**Records for this exercise**.
===
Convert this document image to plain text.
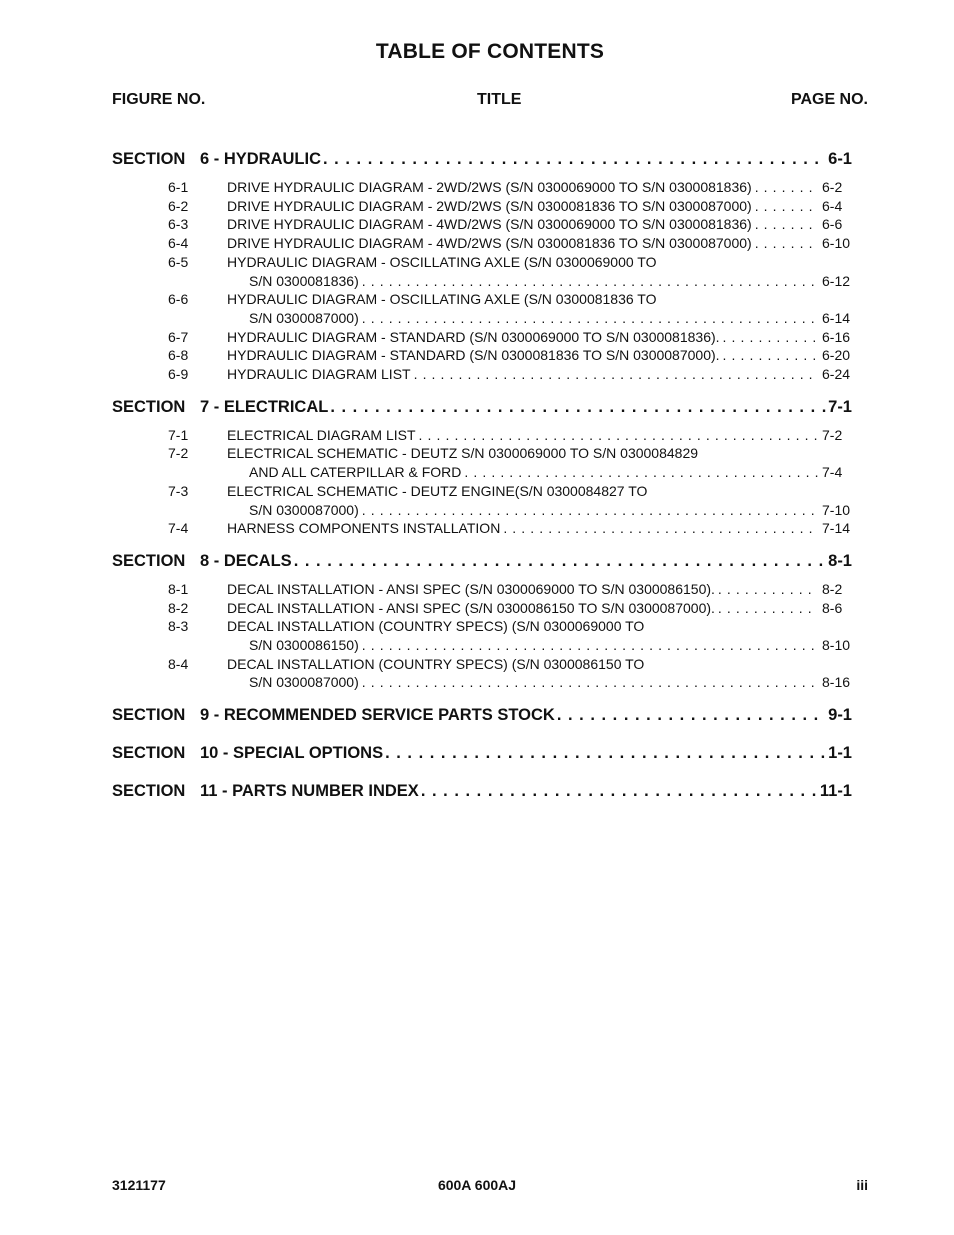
TABLE OF CONTENTS
FIGURE NO.	TITLE	PAGE NO.
SECTION 6 - HYDRAULIC . . .	6-1
6-1	DRIVE HYDRAULIC DIAGRAM - 2WD/2WS (S/N 0300069000 TO S/N 0300081836) . . .	6-2
6-2	DRIVE HYDRAULIC DIAGRAM - 2WD/2WS (S/N 0300081836 TO S/N 0300087000) . . .	6-4
6-3	DRIVE HYDRAULIC DIAGRAM - 4WD/2WS (S/N 0300069000 TO S/N 0300081836) . . .	6-6
6-4	DRIVE HYDRAULIC DIAGRAM - 4WD/2WS (S/N 0300081836 TO S/N 0300087000) . . .	6-10
6-5	HYDRAULIC DIAGRAM - OSCILLATING AXLE (S/N 0300069000 TO
S/N 0300081836) . . .	6-12
6-6	HYDRAULIC DIAGRAM - OSCILLATING AXLE (S/N 0300081836 TO
S/N 0300087000) . . .	6-14
6-7	HYDRAULIC DIAGRAM - STANDARD (S/N 0300069000 TO S/N 0300081836). . . .	6-16
6-8	HYDRAULIC DIAGRAM - STANDARD (S/N 0300081836 TO S/N 0300087000). . . .	6-20
6-9	HYDRAULIC DIAGRAM LIST . . .	6-24
SECTION 7 - ELECTRICAL . . .	7-1
7-1	ELECTRICAL DIAGRAM LIST . . .	7-2
7-2	ELECTRICAL SCHEMATIC - DEUTZ S/N 0300069000 TO S/N 0300084829
AND ALL CATERPILLAR & FORD . . .	7-4
7-3	ELECTRICAL SCHEMATIC - DEUTZ ENGINE(S/N 0300084827 TO
S/N 0300087000) . . .	7-10
7-4	HARNESS COMPONENTS INSTALLATION . . .	7-14
SECTION 8 - DECALS . . .	8-1
8-1	DECAL INSTALLATION - ANSI SPEC (S/N 0300069000 TO S/N 0300086150). . . .	8-2
8-2	DECAL INSTALLATION - ANSI SPEC (S/N 0300086150 TO S/N 0300087000). . . .	8-6
8-3	DECAL INSTALLATION (COUNTRY SPECS) (S/N 0300069000 TO
S/N 0300086150) . . .	8-10
8-4	DECAL INSTALLATION (COUNTRY SPECS) (S/N 0300086150 TO
S/N 0300087000) . . .	8-16
SECTION 9 - RECOMMENDED SERVICE PARTS STOCK . . .	9-1
SECTION 10 - SPECIAL OPTIONS . . .	1-1
SECTION 11 - PARTS NUMBER INDEX . . .	11-1
3121177	600A 600AJ	iii
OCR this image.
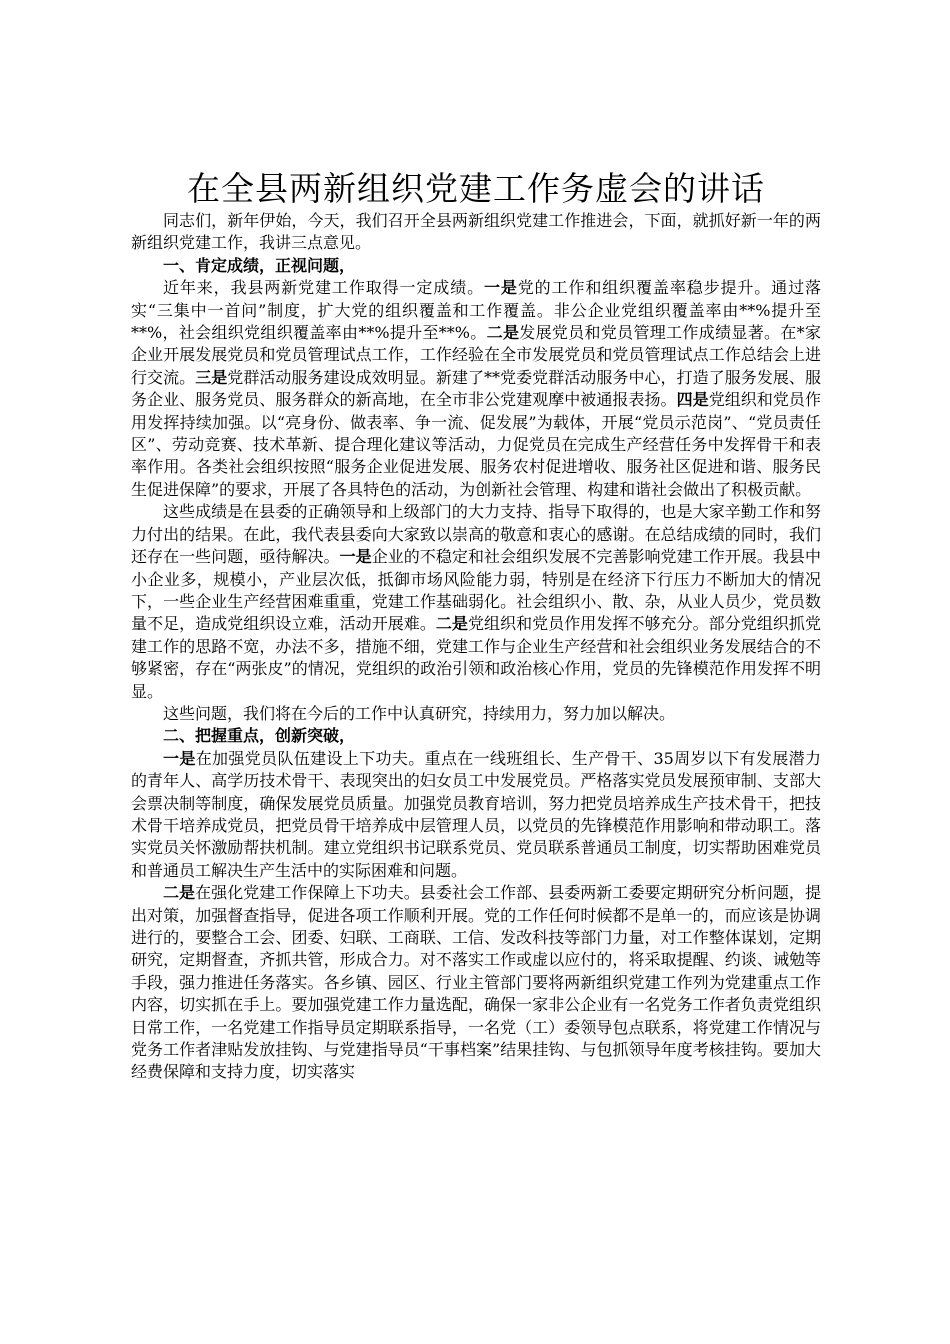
在全县两新组织党建工作务虚会的讲话

同志们，新年伊始，今天，我们召开全县两新组织党建工作推进会，下面，就抓好新一年的两新组织党建工作，我讲三点意见。

一、肯定成绩，正视问题，

近年来，我县两新党建工作取得一定成绩。一是党的工作和组织覆盖率稳步提升。通过落实“三集中一首问”制度，扩大党的组织覆盖和工作覆盖。非公企业党组织覆盖率由**%提升至**%，社会组织党组织覆盖率由**%提升至**%。二是发展党员和党员管理工作成绩显著。在*家企业开展发展党员和党员管理试点工作，工作经验在全市发展党员和党员管理试点工作总结会上进行交流。三是党群活动服务建设成效明显。新建了**党委党群活动服务中心，打造了服务发展、服务企业、服务党员、服务群众的新高地，在全市非公党建观摩中被通报表扬。四是党组织和党员作用发挥持续加强。以“亮身份、做表率、争一流、促发展”为载体，开展“党员示范岗”、“党员责任区”、劳动竞赛、技术革新、提合理化建议等活动，力促党员在完成生产经营任务中发挥骨干和表率作用。各类社会组织按照“服务企业促进发展、服务农村促进增收、服务社区促进和谐、服务民生促进保障”的要求，开展了各具特色的活动，为创新社会管理、构建和谐社会做出了积极贡献。

这些成绩是在县委的正确领导和上级部门的大力支持、指导下取得的，也是大家辛勤工作和努力付出的结果。在此，我代表县委向大家致以崇高的敬意和衷心的感谢。在总结成绩的同时，我们还存在一些问题，亟待解决。一是企业的不稳定和社会组织发展不完善影响党建工作开展。我县中小企业多，规模小，产业层次低，抵御市场风险能力弱，特别是在经济下行压力不断加大的情况下，一些企业生产经营困难重重，党建工作基础弱化。社会组织小、散、杂，从业人员少，党员数量不足，造成党组织设立难，活动开展难。二是党组织和党员作用发挥不够充分。部分党组织抓党建工作的思路不宽，办法不多，措施不细，党建工作与企业生产经营和社会组织业务发展结合的不够紧密，存在“两张皮”的情况，党组织的政治引领和政治核心作用，党员的先锋模范作用发挥不明显。

这些问题，我们将在今后的工作中认真研究，持续用力，努力加以解决。

二、把握重点，创新突破，

一是在加强党员队伍建设上下功夫。重点在一线班组长、生产骨干、35周岁以下有发展潜力的青年人、高学历技术骨干、表现突出的妇女员工中发展党员。严格落实党员发展预审制、支部大会票决制等制度，确保发展党员质量。加强党员教育培训，努力把党员培养成生产技术骨干，把技术骨干培养成党员，把党员骨干培养成中层管理人员，以党员的先锋模范作用影响和带动职工。落实党员关怀激励帮扶机制。建立党组织书记联系党员、党员联系普通员工制度，切实帮助困难党员和普通员工解决生产生活中的实际困难和问题。

二是在强化党建工作保障上下功夫。县委社会工作部、县委两新工委要定期研究分析问题，提出对策，加强督查指导，促进各项工作顺利开展。党的工作任何时候都不是单一的，而应该是协调进行的，要整合工会、团委、妇联、工商联、工信、发改科技等部门力量，对工作整体谋划，定期研究，定期督查，齐抓共管，形成合力。对不落实工作或虚以应付的，将采取提醒、约谈、诫勉等手段，强力推进任务落实。各乡镇、园区、行业主管部门要将两新组织党建工作列为党建重点工作内容，切实抓在手上。要加强党建工作力量选配，确保一家非公企业有一名党务工作者负责党组织日常工作，一名党建工作指导员定期联系指导，一名党（工）委领导包点联系，将党建工作情况与党务工作者津贴发放挂钩、与党建指导员“干事档案”结果挂钩、与包抓领导年度考核挂钩。要加大经费保障和支持力度，切实落实
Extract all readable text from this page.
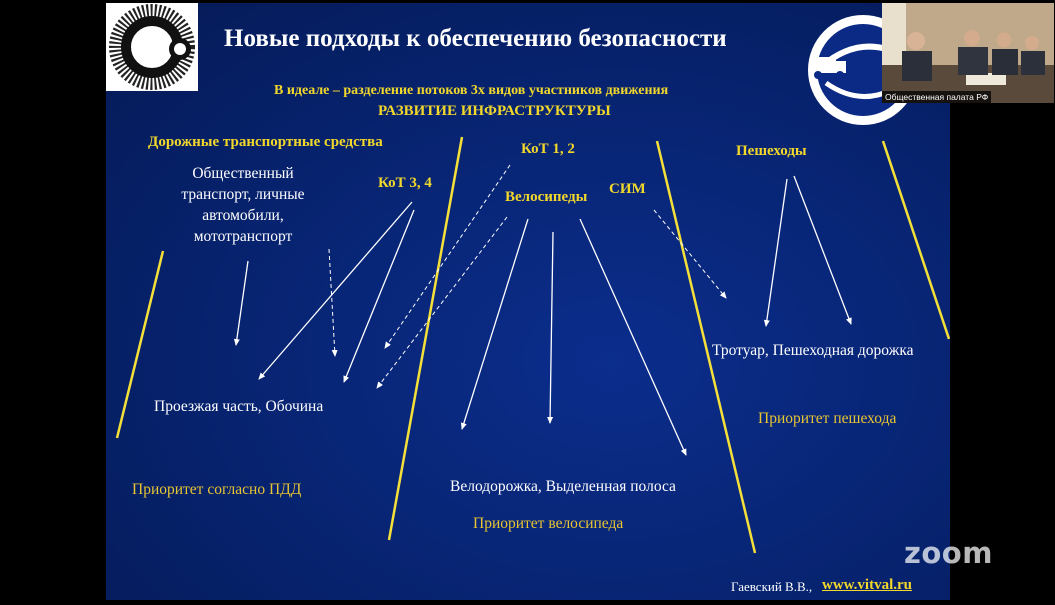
Новые подходы к обеспечению безопасности
В идеале – разделение потоков 3х видов участников движения
РАЗВИТИЕ ИНФРАСТРУКТУРЫ
Дорожные транспортные средства
КоТ 3, 4
КоТ 1, 2
Велосипеды СИМ
Пешеходы
Общественный
транспорт, личные
автомобили,
мототранспорт
Проезжая часть, Обочина
Тротуар, Пешеходная дорожка
Велодорожка, Выделенная полоса
Приоритет согласно ПДД
Приоритет пешехода
Приоритет велосипеда
Гаевский В.В., www.vitval.ru
Общественная палата РФ
zoom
===
**Set task**. Say how many lines above hold the word "STANDARD", giving only the count.

**Solution**. 2